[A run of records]

==============================

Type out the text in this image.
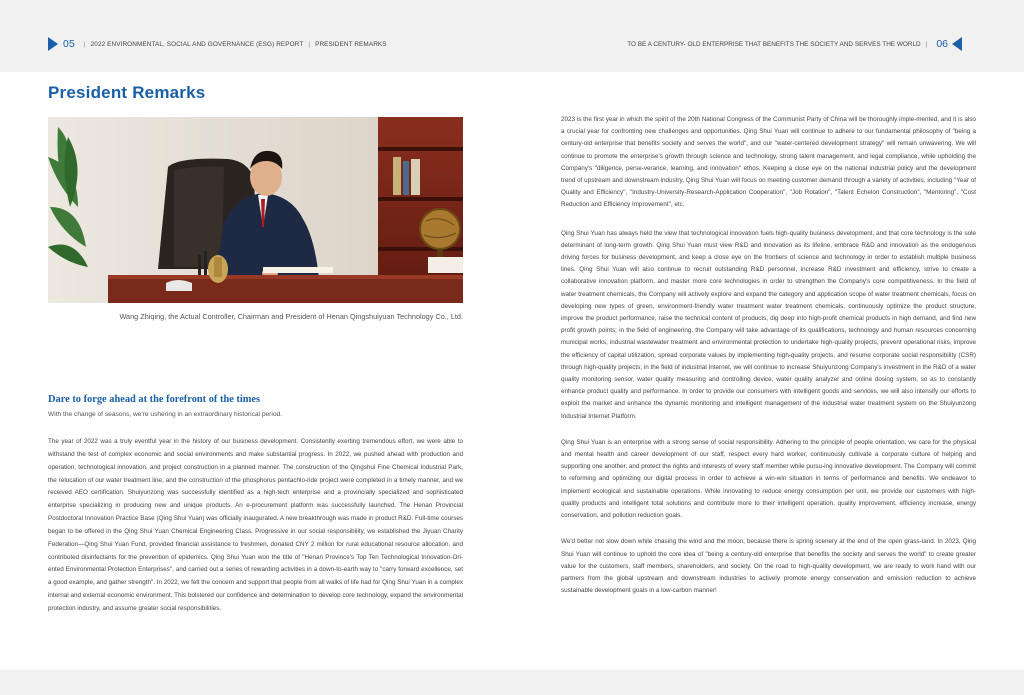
05 | 2022 ENVIRONMENTAL, SOCIAL AND GOVERNANCE (ESG) REPORT | PRESIDENT REMARKS	TO BE A CENTURY- OLD ENTERPRISE THAT BENEFITS THE SOCIETY AND SERVES THE WORLD | 06
President Remarks
Wang Zhiqing, the Actual Controller, Chairman and President of Henan Qingshuiyuan Technology Co., Ltd.
Dare to forge ahead at the forefront of the times

With the change of seasons, we're ushering in an extraordinary historical period.

The year of 2022 was a truly eventful year in the history of our business development. Consistently exerting tremendous effort, we were able to withstand the test of complex economic and social environments and make substantial progress. In 2022, we pushed ahead with production and operation, technological innovation, and project construction in a planned manner. The construction of the Qingshui Fine Chemical Industrial Park, the relocation of our water treatment line, and the construction of the phosphorus pentachlo-ride project were completed in a timely manner, and we received AEO certification. Shuiyunzong was successfully identified as a high-tech enterprise and a provincially specialized and sophisticated enterprise specializing in producing new and unique products. An e-procurement platform was successfully launched. The Henan Provincial Postdoctoral Innovation Practice Base (Qing Shui Yuan) was officially inaugurated. A new breakthrough was made in product R&D. Full-time courses began to be offered in the Qing Shui Yuan Chemical Engineering Class. Progressive in our social responsibility, we established the Jiyuan Charity Federation—Qing Shui Yuan Fund, provided financial assistance to freshmen, donated CNY 2 million for rural educational resource allocation, and contributed disinfectants for the prevention of epidemics. Qing Shui Yuan won the title of "Henan Province's Top Ten Technological Innovation-Ori-ented Environmental Protection Enterprises", and carried out a series of rewarding activities in a down-to-earth way to "carry forward excellence, set a good example, and gather strength". In 2022, we felt the concern and support that people from all walks of life had for Qing Shui Yuan in a complex internal and external economic environment. This bolstered our confidence and determination to develop core technology, expand the environmental protection industry, and assume greater social responsibilities.

2023 is the first year in which the spirit of the 20th National Congress of the Communist Party of China will be thoroughly imple-mented, and it is also a crucial year for confronting new challenges and opportunities. Qing Shui Yuan will continue to adhere to our fundamental philosophy of "being a century-old enterprise that benefits society and serves the world", and our "water-centered development strategy" will remain unwavering. We will continue to promote the enterprise's growth through science and technology, strong talent management, and legal compliance, while upholding the Company's "diligence, perse-verance, learning, and innovation" ethos. Keeping a close eye on the national industrial policy and the development trend of upstream and downstream industry, Qing Shui Yuan will focus on meeting customer demand through a variety of activities, including "Year of Quality and Efficiency", "Industry-University-Research-Application Cooperation", "Job Rotation", "Talent Echelon Construction", "Mentoring", "Cost Reduction and Efficiency Improvement", etc.

Qing Shui Yuan has always held the view that technological innovation fuels high-quality business development, and that core technology is the sole determinant of long-term growth. Qing Shui Yuan must view R&D and innovation as its lifeline, embrace R&D and innovation as the endogenous driving forces for business development, and keep a close eye on the frontiers of science and technology in order to establish multiple business lines. Qing Shui Yuan will also continue to recruit outstanding R&D personnel, increase R&D investment and efficiency, strive to create a collaborative innovation platform, and master more core technologies in order to strengthen the Company's core competitiveness. In the field of water treatment chemicals, the Company will actively explore and expand the category and application scope of water treatment chemicals, focus on developing new types of green, environment-friendly water treatment water treatment chemicals, continuously optimize the product structure, improve the product performance, raise the technical content of products, dig deep into high-profit chemical products in high demand, and find new profit growth points; in the field of engineering, the Company will take advantage of its qualifications, technology and human resources concerning municipal works, industrial wastewater treatment and environmental protection to undertake high-quality projects, prevent operational risks, improve the efficiency of capital utilization, spread corporate values by implementing high-quality projects, and resume corporate social responsibility (CSR) through high-quality projects; in the field of industrial Internet, we will continue to increase Shuiyunzong Company's investment in the R&D of a water quality monitoring sensor, water quality measuring and controlling device, water quality analyzer and online dosing system, so as to constantly enhance product quality and performance. In order to provide our consumers with intelligent goods and services, we will also intensify our efforts to exploit the market and enhance the dynamic monitoring and intelligent management of the industrial water treatment system on the Shuiyunzong Industrial Internet Platform.

Qing Shui Yuan is an enterprise with a strong sense of social responsibility. Adhering to the principle of people orientation, we care for the physical and mental health and career development of our staff, respect every hard worker, continuously cultivate a corporate culture of helping and supporting one another, and protect the rights and interests of every staff member while pursu-ing innovative development. The Company will commit to reforming and optimizing our digital process in order to achieve a win-win situation in terms of performance and benefits. We endeavor to implement ecological and sustainable operations. While innovating to reduce energy consumption per unit, we provide our customers with high-quality products and intelligent total solutions and contribute more to their intelligent operation, quality improvement, efficiency increase, energy conservation, and pollution reduction goals.

We'd better not slow down while chasing the wind and the moon, because there is spring scenery at the end of the open grass-land. In 2023, Qing Shui Yuan will continue to uphold the core idea of "being a century-old enterprise that benefits the society and serves the world" to create greater value for the customers, staff members, shareholders, and society. On the road to high-quality development, we are ready to work hand with our partners from the global upstream and downstream industries to actively promote energy conservation and emission reduction to achieve sustainable development goals in a low-carbon manner!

==============================

▶ [Given task]
The material above must be printed exactly, with its pictures left out.

▶ [Output of the exercise]
Type out the text in this image.
05 | 2022 ENVIRONMENTAL, SOCIAL AND GOVERNANCE (ESG) REPORT | PRESIDENT REMARKS	TO BE A CENTURY- OLD ENTERPRISE THAT BENEFITS THE SOCIETY AND SERVES THE WORLD | 06
President Remarks
Wang Zhiqing, the Actual Controller, Chairman and President of Henan Qingshuiyuan Technology Co., Ltd.
Dare to forge ahead at the forefront of the times

With the change of seasons, we're ushering in an extraordinary historical period.

The year of 2022 was a truly eventful year in the history of our business development. Consistently exerting tremendous effort, we were able to withstand the test of complex economic and social environments and make substantial progress. In 2022, we pushed ahead with production and operation, technological innovation, and project construction in a planned manner. The construction of the Qingshui Fine Chemical Industrial Park, the relocation of our water treatment line, and the construction of the phosphorus pentachlo-ride project were completed in a timely manner, and we received AEO certification. Shuiyunzong was successfully identified as a high-tech enterprise and a provincially specialized and sophisticated enterprise specializing in producing new and unique products. An e-procurement platform was successfully launched. The Henan Provincial Postdoctoral Innovation Practice Base (Qing Shui Yuan) was officially inaugurated. A new breakthrough was made in product R&D. Full-time courses began to be offered in the Qing Shui Yuan Chemical Engineering Class. Progressive in our social responsibility, we established the Jiyuan Charity Federation—Qing Shui Yuan Fund, provided financial assistance to freshmen, donated CNY 2 million for rural educational resource allocation, and contributed disinfectants for the prevention of epidemics. Qing Shui Yuan won the title of "Henan Province's Top Ten Technological Innovation-Ori-ented Environmental Protection Enterprises", and carried out a series of rewarding activities in a down-to-earth way to "carry forward excellence, set a good example, and gather strength". In 2022, we felt the concern and support that people from all walks of life had for Qing Shui Yuan in a complex internal and external economic environment. This bolstered our confidence and determination to develop core technology, expand the environmental protection industry, and assume greater social responsibilities.

2023 is the first year in which the spirit of the 20th National Congress of the Communist Party of China will be thoroughly imple-mented, and it is also a crucial year for confronting new challenges and opportunities. Qing Shui Yuan will continue to adhere to our fundamental philosophy of "being a century-old enterprise that benefits society and serves the world", and our "water-centered development strategy" will remain unwavering. We will continue to promote the enterprise's growth through science and technology, strong talent management, and legal compliance, while upholding the Company's "diligence, perse-verance, learning, and innovation" ethos. Keeping a close eye on the national industrial policy and the development trend of upstream and downstream industry, Qing Shui Yuan will focus on meeting customer demand through a variety of activities, including "Year of Quality and Efficiency", "Industry-University-Research-Application Cooperation", "Job Rotation", "Talent Echelon Construction", "Mentoring", "Cost Reduction and Efficiency Improvement", etc.

Qing Shui Yuan has always held the view that technological innovation fuels high-quality business development, and that core technology is the sole determinant of long-term growth. Qing Shui Yuan must view R&D and innovation as its lifeline, embrace R&D and innovation as the endogenous driving forces for business development, and keep a close eye on the frontiers of science and technology in order to establish multiple business lines. Qing Shui Yuan will also continue to recruit outstanding R&D personnel, increase R&D investment and efficiency, strive to create a collaborative innovation platform, and master more core technologies in order to strengthen the Company's core competitiveness. In the field of water treatment chemicals, the Company will actively explore and expand the category and application scope of water treatment chemicals, focus on developing new types of green, environment-friendly water treatment water treatment chemicals, continuously optimize the product structure, improve the product performance, raise the technical content of products, dig deep into high-profit chemical products in high demand, and find new profit growth points; in the field of engineering, the Company will take advantage of its qualifications, technology and human resources concerning municipal works, industrial wastewater treatment and environmental protection to undertake high-quality projects, prevent operational risks, improve the efficiency of capital utilization, spread corporate values by implementing high-quality projects, and resume corporate social responsibility (CSR) through high-quality projects; in the field of industrial Internet, we will continue to increase Shuiyunzong Company's investment in the R&D of a water quality monitoring sensor, water quality measuring and controlling device, water quality analyzer and online dosing system, so as to constantly enhance product quality and performance. In order to provide our consumers with intelligent goods and services, we will also intensify our efforts to exploit the market and enhance the dynamic monitoring and intelligent management of the industrial water treatment system on the Shuiyunzong Industrial Internet Platform.

Qing Shui Yuan is an enterprise with a strong sense of social responsibility. Adhering to the principle of people orientation, we care for the physical and mental health and career development of our staff, respect every hard worker, continuously cultivate a corporate culture of helping and supporting one another, and protect the rights and interests of every staff member while pursu-ing innovative development. The Company will commit to reforming and optimizing our digital process in order to achieve a win-win situation in terms of performance and benefits. We endeavor to implement ecological and sustainable operations. While innovating to reduce energy consumption per unit, we provide our customers with high-quality products and intelligent total solutions and contribute more to their intelligent operation, quality improvement, efficiency increase, energy conservation, and pollution reduction goals.

We'd better not slow down while chasing the wind and the moon, because there is spring scenery at the end of the open grass-land. In 2023, Qing Shui Yuan will continue to uphold the core idea of "being a century-old enterprise that benefits the society and serves the world" to create greater value for the customers, staff members, shareholders, and society. On the road to high-quality development, we are ready to work hand with our partners from the global upstream and downstream industries to actively promote energy conservation and emission reduction to achieve sustainable development goals in a low-carbon manner!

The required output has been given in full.